What the task requires
Set down each record exactly as written.

Supplied information

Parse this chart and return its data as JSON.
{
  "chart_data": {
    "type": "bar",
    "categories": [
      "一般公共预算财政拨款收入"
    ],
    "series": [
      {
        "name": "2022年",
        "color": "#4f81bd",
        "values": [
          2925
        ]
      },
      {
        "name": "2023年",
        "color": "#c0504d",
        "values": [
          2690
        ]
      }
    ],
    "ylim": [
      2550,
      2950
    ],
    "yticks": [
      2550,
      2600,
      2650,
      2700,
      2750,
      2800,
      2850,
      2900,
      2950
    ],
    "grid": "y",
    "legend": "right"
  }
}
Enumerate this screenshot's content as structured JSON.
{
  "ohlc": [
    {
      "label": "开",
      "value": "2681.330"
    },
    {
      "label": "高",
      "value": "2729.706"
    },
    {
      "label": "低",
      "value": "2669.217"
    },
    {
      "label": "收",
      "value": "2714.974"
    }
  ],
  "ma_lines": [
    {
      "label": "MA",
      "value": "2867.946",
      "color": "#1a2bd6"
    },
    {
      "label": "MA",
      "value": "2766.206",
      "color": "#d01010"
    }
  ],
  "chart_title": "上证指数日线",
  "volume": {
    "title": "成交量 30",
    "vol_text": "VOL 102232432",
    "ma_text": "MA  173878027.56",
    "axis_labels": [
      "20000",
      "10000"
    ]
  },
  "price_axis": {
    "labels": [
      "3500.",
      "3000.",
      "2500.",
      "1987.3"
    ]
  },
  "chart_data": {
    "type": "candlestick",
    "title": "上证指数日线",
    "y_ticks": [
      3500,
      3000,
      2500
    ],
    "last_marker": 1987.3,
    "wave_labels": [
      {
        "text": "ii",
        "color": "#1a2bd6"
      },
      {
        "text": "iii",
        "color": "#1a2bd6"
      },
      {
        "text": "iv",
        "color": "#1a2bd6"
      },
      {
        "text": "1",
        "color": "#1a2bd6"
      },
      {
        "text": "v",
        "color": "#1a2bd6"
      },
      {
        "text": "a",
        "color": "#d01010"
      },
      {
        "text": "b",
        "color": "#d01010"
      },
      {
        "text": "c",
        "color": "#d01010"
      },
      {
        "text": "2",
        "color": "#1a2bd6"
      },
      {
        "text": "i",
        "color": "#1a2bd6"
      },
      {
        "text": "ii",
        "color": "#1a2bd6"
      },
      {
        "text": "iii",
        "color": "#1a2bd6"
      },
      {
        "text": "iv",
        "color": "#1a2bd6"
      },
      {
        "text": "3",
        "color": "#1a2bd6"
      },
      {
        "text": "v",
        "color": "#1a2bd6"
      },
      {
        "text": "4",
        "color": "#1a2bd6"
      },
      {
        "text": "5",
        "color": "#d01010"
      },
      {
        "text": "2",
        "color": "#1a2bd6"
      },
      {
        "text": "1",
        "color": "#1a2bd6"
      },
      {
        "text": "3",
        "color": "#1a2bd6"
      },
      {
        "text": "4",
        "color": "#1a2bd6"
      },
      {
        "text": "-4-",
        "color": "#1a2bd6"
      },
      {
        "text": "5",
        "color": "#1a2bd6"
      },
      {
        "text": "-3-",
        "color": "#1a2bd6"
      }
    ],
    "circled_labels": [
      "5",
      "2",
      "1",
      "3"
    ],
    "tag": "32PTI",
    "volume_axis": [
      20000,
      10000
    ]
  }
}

Solution to this task
Parse this chart and return its data as JSON.
{
  "chart_data": {
    "type": "bar",
    "categories": [
      "一般公共预算财政拨款收入"
    ],
    "series": [
      {
        "name": "2022年",
        "color": "#4f81bd",
        "values": [
          2925
        ]
      },
      {
        "name": "2023年",
        "color": "#c0504d",
        "values": [
          2690
        ]
      }
    ],
    "ylim": [
      2550,
      2950
    ],
    "yticks": [
      2550,
      2600,
      2650,
      2700,
      2750,
      2800,
      2850,
      2900,
      2950
    ],
    "grid": "y",
    "legend": "right"
  }
}
Enumerate this screenshot's content as structured JSON.
{
  "ohlc": [
    {
      "label": "开",
      "value": "2681.330"
    },
    {
      "label": "高",
      "value": "2729.706"
    },
    {
      "label": "低",
      "value": "2669.217"
    },
    {
      "label": "收",
      "value": "2714.974"
    }
  ],
  "ma_lines": [
    {
      "label": "MA",
      "value": "2867.946",
      "color": "#1a2bd6"
    },
    {
      "label": "MA",
      "value": "2766.206",
      "color": "#d01010"
    }
  ],
  "chart_title": "上证指数日线",
  "volume": {
    "title": "成交量 30",
    "vol_text": "VOL 102232432",
    "ma_text": "MA  173878027.56",
    "axis_labels": [
      "20000",
      "10000"
    ]
  },
  "price_axis": {
    "labels": [
      "3500.",
      "3000.",
      "2500.",
      "1987.3"
    ]
  },
  "chart_data": {
    "type": "candlestick",
    "title": "上证指数日线",
    "y_ticks": [
      3500,
      3000,
      2500
    ],
    "last_marker": 1987.3,
    "wave_labels": [
      {
        "text": "ii",
        "color": "#1a2bd6"
      },
      {
        "text": "iii",
        "color": "#1a2bd6"
      },
      {
        "text": "iv",
        "color": "#1a2bd6"
      },
      {
        "text": "1",
        "color": "#1a2bd6"
      },
      {
        "text": "v",
        "color": "#1a2bd6"
      },
      {
        "text": "a",
        "color": "#d01010"
      },
      {
        "text": "b",
        "color": "#d01010"
      },
      {
        "text": "c",
        "color": "#d01010"
      },
      {
        "text": "2",
        "color": "#1a2bd6"
      },
      {
        "text": "i",
        "color": "#1a2bd6"
      },
      {
        "text": "ii",
        "color": "#1a2bd6"
      },
      {
        "text": "iii",
        "color": "#1a2bd6"
      },
      {
        "text": "iv",
        "color": "#1a2bd6"
      },
      {
        "text": "3",
        "color": "#1a2bd6"
      },
      {
        "text": "v",
        "color": "#1a2bd6"
      },
      {
        "text": "4",
        "color": "#1a2bd6"
      },
      {
        "text": "5",
        "color": "#d01010"
      },
      {
        "text": "2",
        "color": "#1a2bd6"
      },
      {
        "text": "1",
        "color": "#1a2bd6"
      },
      {
        "text": "3",
        "color": "#1a2bd6"
      },
      {
        "text": "4",
        "color": "#1a2bd6"
      },
      {
        "text": "-4-",
        "color": "#1a2bd6"
      },
      {
        "text": "5",
        "color": "#1a2bd6"
      },
      {
        "text": "-3-",
        "color": "#1a2bd6"
      }
    ],
    "circled_labels": [
      "5",
      "2",
      "1",
      "3"
    ],
    "tag": "32PTI",
    "volume_axis": [
      20000,
      10000
    ]
  }
}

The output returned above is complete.